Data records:
■ ■ ■ ■ ■ ■ ■
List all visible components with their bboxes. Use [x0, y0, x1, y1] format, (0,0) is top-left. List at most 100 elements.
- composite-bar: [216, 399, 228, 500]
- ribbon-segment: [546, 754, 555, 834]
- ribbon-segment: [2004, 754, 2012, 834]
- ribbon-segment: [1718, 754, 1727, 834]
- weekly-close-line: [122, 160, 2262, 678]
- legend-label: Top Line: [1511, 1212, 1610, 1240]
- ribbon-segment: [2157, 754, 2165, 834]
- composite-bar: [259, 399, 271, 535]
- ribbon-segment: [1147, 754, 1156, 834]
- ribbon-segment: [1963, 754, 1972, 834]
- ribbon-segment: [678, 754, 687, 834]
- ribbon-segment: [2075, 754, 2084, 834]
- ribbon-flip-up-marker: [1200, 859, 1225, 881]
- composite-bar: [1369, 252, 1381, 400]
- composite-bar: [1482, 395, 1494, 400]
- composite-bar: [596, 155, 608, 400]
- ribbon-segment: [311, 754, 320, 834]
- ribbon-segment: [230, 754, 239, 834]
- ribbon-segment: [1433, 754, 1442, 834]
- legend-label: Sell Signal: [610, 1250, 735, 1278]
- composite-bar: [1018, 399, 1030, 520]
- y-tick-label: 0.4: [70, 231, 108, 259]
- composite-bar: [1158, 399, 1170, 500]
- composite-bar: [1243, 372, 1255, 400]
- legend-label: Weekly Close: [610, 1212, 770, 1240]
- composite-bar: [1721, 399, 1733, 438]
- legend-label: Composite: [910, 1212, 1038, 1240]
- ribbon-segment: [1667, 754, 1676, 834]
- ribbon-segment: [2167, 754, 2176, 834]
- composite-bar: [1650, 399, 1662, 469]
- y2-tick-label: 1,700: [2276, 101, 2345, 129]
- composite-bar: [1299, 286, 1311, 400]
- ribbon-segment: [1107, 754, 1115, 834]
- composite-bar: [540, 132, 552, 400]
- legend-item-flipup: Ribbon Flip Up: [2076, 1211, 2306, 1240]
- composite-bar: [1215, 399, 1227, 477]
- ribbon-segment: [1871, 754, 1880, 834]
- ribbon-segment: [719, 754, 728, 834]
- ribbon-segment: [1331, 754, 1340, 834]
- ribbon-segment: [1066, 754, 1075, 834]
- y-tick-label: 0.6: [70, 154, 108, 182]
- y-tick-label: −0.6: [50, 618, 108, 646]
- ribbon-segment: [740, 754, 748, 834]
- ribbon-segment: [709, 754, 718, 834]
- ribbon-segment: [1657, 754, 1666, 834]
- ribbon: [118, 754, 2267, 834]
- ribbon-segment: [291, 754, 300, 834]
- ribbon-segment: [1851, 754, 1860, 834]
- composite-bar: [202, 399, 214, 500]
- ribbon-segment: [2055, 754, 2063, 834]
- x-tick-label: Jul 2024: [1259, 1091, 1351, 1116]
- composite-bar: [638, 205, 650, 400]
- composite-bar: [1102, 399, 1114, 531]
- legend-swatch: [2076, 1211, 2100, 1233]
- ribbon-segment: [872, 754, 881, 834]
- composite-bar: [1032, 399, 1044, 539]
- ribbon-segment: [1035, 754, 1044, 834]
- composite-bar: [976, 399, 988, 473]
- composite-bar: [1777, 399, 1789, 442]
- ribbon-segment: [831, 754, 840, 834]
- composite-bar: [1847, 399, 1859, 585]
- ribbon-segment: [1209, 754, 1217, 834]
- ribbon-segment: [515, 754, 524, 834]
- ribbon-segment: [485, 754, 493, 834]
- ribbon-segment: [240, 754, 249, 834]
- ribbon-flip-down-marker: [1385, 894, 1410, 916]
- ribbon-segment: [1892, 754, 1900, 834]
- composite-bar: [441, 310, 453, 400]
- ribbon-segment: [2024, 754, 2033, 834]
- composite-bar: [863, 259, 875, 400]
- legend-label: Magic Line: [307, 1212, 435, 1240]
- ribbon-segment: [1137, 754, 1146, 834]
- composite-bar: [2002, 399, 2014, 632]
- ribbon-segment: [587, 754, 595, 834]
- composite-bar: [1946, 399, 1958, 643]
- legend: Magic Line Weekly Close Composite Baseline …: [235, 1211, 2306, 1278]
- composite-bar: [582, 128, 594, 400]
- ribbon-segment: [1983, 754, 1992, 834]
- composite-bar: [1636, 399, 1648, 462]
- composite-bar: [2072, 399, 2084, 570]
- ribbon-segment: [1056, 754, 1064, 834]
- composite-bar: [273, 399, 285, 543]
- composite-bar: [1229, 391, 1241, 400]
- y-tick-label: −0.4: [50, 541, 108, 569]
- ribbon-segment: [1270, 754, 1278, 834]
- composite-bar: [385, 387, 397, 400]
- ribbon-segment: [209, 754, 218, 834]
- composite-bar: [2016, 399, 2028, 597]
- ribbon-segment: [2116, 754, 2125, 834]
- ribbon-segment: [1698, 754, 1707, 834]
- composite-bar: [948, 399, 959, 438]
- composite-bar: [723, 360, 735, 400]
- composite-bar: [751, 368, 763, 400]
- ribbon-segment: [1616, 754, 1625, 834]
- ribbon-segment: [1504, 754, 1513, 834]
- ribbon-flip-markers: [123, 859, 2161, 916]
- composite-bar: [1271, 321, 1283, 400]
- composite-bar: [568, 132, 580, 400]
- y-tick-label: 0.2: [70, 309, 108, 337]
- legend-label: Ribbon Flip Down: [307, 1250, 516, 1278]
■ ■ ■ ■ ■ ■ ■
List every line of the records that contains the string "Magic", matching case exactly.

- legend-label: Magic Line: [307, 1212, 435, 1240]
- legend: Magic Line Weekly Close Composite Baseline …: [235, 1211, 2306, 1278]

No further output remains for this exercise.